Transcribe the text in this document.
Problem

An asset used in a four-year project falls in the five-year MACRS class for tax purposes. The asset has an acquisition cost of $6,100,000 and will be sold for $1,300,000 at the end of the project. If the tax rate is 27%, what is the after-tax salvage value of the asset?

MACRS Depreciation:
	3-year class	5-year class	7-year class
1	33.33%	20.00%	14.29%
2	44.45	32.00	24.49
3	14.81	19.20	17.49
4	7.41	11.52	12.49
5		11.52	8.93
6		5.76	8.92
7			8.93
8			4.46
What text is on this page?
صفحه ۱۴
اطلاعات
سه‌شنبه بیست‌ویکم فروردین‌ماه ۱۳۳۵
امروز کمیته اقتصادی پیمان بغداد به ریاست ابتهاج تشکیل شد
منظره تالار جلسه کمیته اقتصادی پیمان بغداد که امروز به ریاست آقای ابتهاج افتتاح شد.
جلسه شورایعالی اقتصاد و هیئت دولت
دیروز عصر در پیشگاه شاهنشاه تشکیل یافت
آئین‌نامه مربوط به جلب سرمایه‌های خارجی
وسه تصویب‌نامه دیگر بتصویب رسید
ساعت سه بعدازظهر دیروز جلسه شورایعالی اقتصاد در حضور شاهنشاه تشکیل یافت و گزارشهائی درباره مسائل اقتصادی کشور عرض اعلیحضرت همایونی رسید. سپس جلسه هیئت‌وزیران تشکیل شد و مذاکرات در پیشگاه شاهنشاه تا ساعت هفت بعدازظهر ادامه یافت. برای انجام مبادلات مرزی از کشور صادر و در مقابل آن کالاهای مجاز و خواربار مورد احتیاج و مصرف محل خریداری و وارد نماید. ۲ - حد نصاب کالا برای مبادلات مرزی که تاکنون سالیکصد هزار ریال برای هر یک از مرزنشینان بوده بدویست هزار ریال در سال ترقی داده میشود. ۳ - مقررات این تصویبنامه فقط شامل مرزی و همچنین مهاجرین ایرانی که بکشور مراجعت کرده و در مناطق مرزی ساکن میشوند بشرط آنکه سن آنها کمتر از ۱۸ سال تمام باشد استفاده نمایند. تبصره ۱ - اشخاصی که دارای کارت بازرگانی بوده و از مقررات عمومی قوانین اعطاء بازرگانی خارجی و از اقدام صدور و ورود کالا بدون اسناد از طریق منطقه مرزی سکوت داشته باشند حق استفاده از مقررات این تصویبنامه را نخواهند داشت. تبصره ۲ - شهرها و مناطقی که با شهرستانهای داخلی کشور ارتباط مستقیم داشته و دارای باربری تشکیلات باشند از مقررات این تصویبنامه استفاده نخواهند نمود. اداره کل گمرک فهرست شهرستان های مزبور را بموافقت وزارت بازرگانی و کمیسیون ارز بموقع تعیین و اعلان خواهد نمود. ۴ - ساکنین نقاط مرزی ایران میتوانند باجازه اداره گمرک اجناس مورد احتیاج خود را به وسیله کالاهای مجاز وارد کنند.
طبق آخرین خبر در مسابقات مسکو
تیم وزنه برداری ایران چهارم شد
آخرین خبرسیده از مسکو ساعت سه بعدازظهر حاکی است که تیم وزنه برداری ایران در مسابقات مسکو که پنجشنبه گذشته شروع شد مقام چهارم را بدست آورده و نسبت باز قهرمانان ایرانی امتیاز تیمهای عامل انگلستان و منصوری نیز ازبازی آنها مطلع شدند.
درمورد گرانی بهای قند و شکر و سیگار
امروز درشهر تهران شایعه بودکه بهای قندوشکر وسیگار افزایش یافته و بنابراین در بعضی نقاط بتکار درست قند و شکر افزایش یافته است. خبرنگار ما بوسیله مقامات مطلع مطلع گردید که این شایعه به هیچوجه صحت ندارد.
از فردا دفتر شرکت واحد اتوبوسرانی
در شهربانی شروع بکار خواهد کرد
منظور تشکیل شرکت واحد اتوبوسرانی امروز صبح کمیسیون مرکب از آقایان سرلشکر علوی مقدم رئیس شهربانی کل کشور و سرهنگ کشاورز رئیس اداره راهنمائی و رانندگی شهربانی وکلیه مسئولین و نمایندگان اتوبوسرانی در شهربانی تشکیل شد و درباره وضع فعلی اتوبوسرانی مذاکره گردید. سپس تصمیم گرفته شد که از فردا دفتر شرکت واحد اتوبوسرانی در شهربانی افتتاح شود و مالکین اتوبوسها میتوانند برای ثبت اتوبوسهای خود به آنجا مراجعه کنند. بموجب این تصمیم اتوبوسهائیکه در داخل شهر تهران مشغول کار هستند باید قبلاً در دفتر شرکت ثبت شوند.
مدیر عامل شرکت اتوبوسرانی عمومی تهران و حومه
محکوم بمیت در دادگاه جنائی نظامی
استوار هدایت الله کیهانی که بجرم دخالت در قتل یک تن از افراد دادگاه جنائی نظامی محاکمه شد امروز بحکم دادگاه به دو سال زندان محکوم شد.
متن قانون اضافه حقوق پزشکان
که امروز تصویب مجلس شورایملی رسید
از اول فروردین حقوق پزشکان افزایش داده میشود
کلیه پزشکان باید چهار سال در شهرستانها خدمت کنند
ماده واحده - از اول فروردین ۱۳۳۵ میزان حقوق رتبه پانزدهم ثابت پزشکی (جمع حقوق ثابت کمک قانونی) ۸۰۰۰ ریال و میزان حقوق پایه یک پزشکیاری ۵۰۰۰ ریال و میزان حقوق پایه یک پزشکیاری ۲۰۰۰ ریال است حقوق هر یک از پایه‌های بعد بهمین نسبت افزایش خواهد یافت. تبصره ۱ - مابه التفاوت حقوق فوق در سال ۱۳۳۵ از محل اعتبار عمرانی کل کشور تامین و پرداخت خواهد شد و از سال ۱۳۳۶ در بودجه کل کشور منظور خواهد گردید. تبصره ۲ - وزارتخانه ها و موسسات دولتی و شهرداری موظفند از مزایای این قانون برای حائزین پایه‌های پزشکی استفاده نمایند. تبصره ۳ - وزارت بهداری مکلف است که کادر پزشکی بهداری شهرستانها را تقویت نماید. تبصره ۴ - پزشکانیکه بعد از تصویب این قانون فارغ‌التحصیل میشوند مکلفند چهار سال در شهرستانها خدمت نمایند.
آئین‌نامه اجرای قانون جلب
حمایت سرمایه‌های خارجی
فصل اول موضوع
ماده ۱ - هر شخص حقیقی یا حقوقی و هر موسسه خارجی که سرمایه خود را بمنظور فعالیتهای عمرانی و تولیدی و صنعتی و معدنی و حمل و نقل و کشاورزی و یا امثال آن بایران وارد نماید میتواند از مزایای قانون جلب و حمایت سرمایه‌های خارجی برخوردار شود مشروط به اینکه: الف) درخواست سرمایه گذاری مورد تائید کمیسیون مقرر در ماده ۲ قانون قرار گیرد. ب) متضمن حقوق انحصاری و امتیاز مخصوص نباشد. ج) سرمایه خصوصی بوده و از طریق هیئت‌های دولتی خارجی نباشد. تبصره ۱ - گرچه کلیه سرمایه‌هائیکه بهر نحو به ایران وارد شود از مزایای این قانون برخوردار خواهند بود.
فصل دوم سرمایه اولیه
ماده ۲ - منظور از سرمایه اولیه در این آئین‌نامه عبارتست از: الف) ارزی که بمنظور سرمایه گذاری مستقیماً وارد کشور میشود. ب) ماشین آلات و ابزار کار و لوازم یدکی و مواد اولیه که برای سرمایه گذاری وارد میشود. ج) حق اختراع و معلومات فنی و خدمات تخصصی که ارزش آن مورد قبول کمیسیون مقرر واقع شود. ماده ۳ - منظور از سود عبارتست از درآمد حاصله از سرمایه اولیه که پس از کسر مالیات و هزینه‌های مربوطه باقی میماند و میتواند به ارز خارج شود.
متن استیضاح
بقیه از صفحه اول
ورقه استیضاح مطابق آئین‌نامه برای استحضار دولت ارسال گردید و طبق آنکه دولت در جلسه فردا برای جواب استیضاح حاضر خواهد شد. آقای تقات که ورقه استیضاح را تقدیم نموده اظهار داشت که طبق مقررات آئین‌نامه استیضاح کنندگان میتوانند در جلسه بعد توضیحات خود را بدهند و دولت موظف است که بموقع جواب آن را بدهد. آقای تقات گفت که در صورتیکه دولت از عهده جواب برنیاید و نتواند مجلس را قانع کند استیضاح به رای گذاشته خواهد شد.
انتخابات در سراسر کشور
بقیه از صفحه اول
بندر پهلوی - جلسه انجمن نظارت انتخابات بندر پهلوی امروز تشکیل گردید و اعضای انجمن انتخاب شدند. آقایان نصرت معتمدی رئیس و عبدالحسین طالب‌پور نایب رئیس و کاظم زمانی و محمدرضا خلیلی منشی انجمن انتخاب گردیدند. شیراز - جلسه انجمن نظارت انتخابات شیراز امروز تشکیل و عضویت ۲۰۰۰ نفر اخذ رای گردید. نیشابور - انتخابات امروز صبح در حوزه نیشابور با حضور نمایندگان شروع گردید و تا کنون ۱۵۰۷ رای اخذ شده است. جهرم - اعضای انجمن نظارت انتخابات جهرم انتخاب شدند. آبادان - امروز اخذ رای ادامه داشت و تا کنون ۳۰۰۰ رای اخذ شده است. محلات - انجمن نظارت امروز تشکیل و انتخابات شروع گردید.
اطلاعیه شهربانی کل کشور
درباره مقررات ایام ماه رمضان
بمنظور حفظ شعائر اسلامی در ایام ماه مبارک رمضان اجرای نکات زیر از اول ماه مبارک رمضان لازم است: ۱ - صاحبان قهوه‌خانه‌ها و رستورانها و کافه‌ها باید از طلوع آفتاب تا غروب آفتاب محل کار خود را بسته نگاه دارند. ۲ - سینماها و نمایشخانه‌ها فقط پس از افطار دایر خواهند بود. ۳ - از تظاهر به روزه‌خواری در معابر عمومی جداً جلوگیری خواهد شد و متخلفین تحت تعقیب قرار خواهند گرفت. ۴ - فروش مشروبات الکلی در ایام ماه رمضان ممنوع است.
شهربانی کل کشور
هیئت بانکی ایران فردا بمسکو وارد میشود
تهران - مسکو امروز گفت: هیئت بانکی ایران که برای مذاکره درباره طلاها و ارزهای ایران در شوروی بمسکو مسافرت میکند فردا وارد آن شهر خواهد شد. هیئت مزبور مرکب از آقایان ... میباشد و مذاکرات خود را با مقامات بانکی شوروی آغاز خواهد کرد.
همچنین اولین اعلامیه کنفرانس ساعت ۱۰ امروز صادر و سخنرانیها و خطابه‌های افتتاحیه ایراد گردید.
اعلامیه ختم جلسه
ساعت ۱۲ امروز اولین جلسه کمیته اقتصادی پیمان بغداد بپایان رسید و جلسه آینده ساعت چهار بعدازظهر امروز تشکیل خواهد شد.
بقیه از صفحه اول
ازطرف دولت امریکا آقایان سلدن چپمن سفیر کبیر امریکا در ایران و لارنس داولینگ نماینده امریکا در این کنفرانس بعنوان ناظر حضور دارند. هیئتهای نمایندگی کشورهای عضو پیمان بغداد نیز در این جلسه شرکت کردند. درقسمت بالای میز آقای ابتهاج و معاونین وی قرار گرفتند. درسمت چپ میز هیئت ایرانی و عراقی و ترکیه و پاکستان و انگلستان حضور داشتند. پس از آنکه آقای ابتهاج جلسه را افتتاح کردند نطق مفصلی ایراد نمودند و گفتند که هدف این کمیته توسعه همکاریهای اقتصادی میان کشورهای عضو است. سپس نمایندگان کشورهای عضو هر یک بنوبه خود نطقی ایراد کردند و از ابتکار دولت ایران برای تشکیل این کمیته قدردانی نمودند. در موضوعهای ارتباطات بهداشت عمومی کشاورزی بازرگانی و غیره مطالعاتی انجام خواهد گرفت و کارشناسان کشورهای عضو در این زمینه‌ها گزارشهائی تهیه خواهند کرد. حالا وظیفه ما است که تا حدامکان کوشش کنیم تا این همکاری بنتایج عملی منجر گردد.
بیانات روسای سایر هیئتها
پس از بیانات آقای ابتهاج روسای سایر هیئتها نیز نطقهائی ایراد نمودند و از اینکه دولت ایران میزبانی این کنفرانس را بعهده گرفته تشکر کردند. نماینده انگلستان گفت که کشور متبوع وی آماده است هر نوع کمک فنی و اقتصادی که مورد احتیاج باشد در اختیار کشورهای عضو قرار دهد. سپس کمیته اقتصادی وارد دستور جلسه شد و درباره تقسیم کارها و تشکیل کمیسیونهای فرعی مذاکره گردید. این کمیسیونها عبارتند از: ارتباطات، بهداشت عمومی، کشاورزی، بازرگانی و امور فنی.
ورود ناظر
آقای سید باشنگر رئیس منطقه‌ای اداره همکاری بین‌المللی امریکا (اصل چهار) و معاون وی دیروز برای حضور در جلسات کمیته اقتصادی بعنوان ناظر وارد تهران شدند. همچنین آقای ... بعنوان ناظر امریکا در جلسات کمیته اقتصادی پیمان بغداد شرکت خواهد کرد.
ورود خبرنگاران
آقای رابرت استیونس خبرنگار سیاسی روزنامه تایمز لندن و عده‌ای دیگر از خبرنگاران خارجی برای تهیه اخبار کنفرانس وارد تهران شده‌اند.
--*--
### Written request
Go through the preceding material and copy each line that has the word "year".

### The completed task
An asset used in a four-year project falls in the five-year MACRS class for tax purposes. The asset has an acquisition cost of $6,100,000 and will be sold for $1,300,000 at the end of the project. If the tax rate is 27%, what is the after-tax salvage value of the asset?
	3-year class	5-year class	7-year class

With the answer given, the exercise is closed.